(Collected data)
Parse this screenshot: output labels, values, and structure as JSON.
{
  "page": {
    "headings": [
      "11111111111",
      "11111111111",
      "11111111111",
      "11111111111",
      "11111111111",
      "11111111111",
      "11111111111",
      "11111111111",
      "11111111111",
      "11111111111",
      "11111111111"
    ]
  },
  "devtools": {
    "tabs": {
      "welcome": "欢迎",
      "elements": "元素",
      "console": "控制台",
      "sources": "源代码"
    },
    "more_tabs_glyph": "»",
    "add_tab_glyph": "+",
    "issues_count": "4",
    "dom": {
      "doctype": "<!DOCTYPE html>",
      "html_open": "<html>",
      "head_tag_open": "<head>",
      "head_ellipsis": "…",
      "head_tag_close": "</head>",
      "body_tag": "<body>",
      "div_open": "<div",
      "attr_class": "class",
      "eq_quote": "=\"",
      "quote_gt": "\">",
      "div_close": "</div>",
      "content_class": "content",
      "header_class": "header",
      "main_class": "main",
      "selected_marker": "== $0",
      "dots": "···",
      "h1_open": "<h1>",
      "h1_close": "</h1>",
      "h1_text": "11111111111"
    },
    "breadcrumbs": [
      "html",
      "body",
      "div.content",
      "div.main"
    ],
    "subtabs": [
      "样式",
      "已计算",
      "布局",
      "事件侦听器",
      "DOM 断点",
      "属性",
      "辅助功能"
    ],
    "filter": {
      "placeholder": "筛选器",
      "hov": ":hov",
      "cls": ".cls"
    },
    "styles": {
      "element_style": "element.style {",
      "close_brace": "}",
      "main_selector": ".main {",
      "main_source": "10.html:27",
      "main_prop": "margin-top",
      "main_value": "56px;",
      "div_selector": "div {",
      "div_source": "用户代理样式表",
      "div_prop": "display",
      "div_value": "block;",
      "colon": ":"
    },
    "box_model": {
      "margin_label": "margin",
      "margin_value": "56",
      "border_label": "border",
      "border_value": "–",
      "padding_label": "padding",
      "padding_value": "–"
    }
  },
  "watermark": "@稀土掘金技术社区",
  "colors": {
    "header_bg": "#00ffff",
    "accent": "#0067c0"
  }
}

GOAL - Your task is to repeat the data exactly, with nothing left out.

EXERCISE ANSWER -
Parse this screenshot: output labels, values, and structure as JSON.
{
  "page": {
    "headings": [
      "11111111111",
      "11111111111",
      "11111111111",
      "11111111111",
      "11111111111",
      "11111111111",
      "11111111111",
      "11111111111",
      "11111111111",
      "11111111111",
      "11111111111"
    ]
  },
  "devtools": {
    "tabs": {
      "welcome": "欢迎",
      "elements": "元素",
      "console": "控制台",
      "sources": "源代码"
    },
    "more_tabs_glyph": "»",
    "add_tab_glyph": "+",
    "issues_count": "4",
    "dom": {
      "doctype": "<!DOCTYPE html>",
      "html_open": "<html>",
      "head_tag_open": "<head>",
      "head_ellipsis": "…",
      "head_tag_close": "</head>",
      "body_tag": "<body>",
      "div_open": "<div",
      "attr_class": "class",
      "eq_quote": "=\"",
      "quote_gt": "\">",
      "div_close": "</div>",
      "content_class": "content",
      "header_class": "header",
      "main_class": "main",
      "selected_marker": "== $0",
      "dots": "···",
      "h1_open": "<h1>",
      "h1_close": "</h1>",
      "h1_text": "11111111111"
    },
    "breadcrumbs": [
      "html",
      "body",
      "div.content",
      "div.main"
    ],
    "subtabs": [
      "样式",
      "已计算",
      "布局",
      "事件侦听器",
      "DOM 断点",
      "属性",
      "辅助功能"
    ],
    "filter": {
      "placeholder": "筛选器",
      "hov": ":hov",
      "cls": ".cls"
    },
    "styles": {
      "element_style": "element.style {",
      "close_brace": "}",
      "main_selector": ".main {",
      "main_source": "10.html:27",
      "main_prop": "margin-top",
      "main_value": "56px;",
      "div_selector": "div {",
      "div_source": "用户代理样式表",
      "div_prop": "display",
      "div_value": "block;",
      "colon": ":"
    },
    "box_model": {
      "margin_label": "margin",
      "margin_value": "56",
      "border_label": "border",
      "border_value": "–",
      "padding_label": "padding",
      "padding_value": "–"
    }
  },
  "watermark": "@稀土掘金技术社区",
  "colors": {
    "header_bg": "#00ffff",
    "accent": "#0067c0"
  }
}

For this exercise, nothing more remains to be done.